### Records shown
____________
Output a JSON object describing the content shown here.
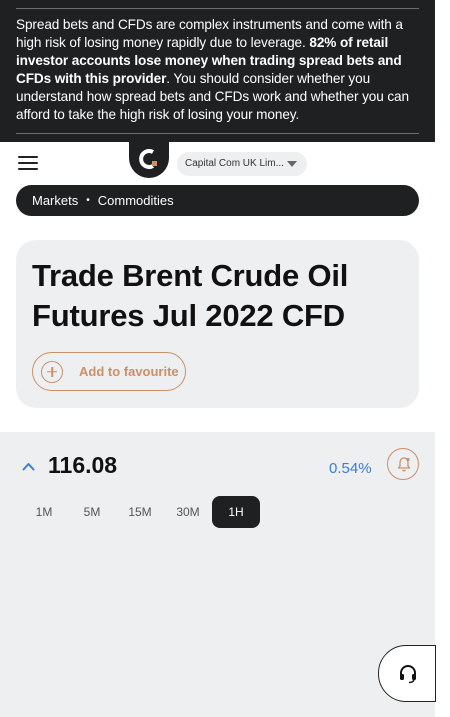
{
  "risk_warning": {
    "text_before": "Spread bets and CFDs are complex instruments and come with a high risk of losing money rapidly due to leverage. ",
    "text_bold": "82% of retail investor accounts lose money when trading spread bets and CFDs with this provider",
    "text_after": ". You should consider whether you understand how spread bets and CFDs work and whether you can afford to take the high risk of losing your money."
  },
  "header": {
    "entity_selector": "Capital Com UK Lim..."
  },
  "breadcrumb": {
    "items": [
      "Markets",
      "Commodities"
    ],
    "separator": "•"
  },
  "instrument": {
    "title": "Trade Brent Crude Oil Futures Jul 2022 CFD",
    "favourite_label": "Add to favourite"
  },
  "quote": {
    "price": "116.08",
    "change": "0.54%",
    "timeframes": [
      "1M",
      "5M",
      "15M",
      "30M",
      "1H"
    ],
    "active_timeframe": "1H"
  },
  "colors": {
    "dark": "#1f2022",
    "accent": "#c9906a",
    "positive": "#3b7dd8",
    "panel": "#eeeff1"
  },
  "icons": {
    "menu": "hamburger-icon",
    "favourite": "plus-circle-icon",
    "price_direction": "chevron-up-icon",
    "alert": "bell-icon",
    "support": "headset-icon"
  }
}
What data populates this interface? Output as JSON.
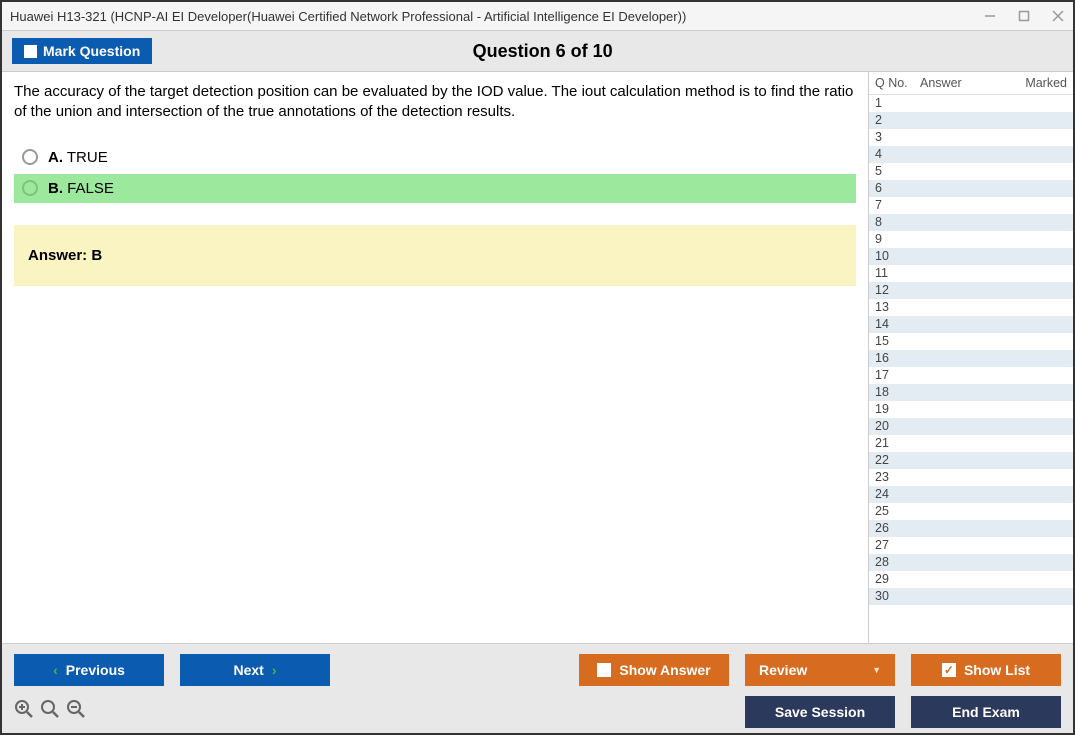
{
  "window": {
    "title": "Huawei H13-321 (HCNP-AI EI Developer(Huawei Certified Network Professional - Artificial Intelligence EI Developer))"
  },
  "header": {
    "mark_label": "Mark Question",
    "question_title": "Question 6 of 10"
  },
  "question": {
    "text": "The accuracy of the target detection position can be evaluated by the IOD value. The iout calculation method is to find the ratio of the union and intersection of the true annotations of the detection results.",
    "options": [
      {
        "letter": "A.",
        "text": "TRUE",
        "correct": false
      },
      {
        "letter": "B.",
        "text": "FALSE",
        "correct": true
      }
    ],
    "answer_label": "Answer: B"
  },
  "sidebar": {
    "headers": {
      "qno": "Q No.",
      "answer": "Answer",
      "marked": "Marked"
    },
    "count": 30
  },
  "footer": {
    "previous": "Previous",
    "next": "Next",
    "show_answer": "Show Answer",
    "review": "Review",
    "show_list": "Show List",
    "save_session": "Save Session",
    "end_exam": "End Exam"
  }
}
____________
Omit any images, then output the listing exactly.

### Correct output
Output a JSON object describing the content shown here.
{
  "risk_warning": {
    "text_before": "Spread bets and CFDs are complex instruments and come with a high risk of losing money rapidly due to leverage. ",
    "text_bold": "82% of retail investor accounts lose money when trading spread bets and CFDs with this provider",
    "text_after": ". You should consider whether you understand how spread bets and CFDs work and whether you can afford to take the high risk of losing your money."
  },
  "header": {
    "entity_selector": "Capital Com UK Lim..."
  },
  "breadcrumb": {
    "items": [
      "Markets",
      "Commodities"
    ],
    "separator": "•"
  },
  "instrument": {
    "title": "Trade Brent Crude Oil Futures Jul 2022 CFD",
    "favourite_label": "Add to favourite"
  },
  "quote": {
    "price": "116.08",
    "change": "0.54%",
    "timeframes": [
      "1M",
      "5M",
      "15M",
      "30M",
      "1H"
    ],
    "active_timeframe": "1H"
  },
  "colors": {
    "dark": "#1f2022",
    "accent": "#c9906a",
    "positive": "#3b7dd8",
    "panel": "#eeeff1"
  },
  "icons": {
    "menu": "hamburger-icon",
    "favourite": "plus-circle-icon",
    "price_direction": "chevron-up-icon",
    "alert": "bell-icon",
    "support": "headset-icon"
  }
}
What data populates this interface? Output as JSON.
{
  "window": {
    "title": "Huawei H13-321 (HCNP-AI EI Developer(Huawei Certified Network Professional - Artificial Intelligence EI Developer))"
  },
  "header": {
    "mark_label": "Mark Question",
    "question_title": "Question 6 of 10"
  },
  "question": {
    "text": "The accuracy of the target detection position can be evaluated by the IOD value. The iout calculation method is to find the ratio of the union and intersection of the true annotations of the detection results.",
    "options": [
      {
        "letter": "A.",
        "text": "TRUE",
        "correct": false
      },
      {
        "letter": "B.",
        "text": "FALSE",
        "correct": true
      }
    ],
    "answer_label": "Answer: B"
  },
  "sidebar": {
    "headers": {
      "qno": "Q No.",
      "answer": "Answer",
      "marked": "Marked"
    },
    "count": 30
  },
  "footer": {
    "previous": "Previous",
    "next": "Next",
    "show_answer": "Show Answer",
    "review": "Review",
    "show_list": "Show List",
    "save_session": "Save Session",
    "end_exam": "End Exam"
  }
}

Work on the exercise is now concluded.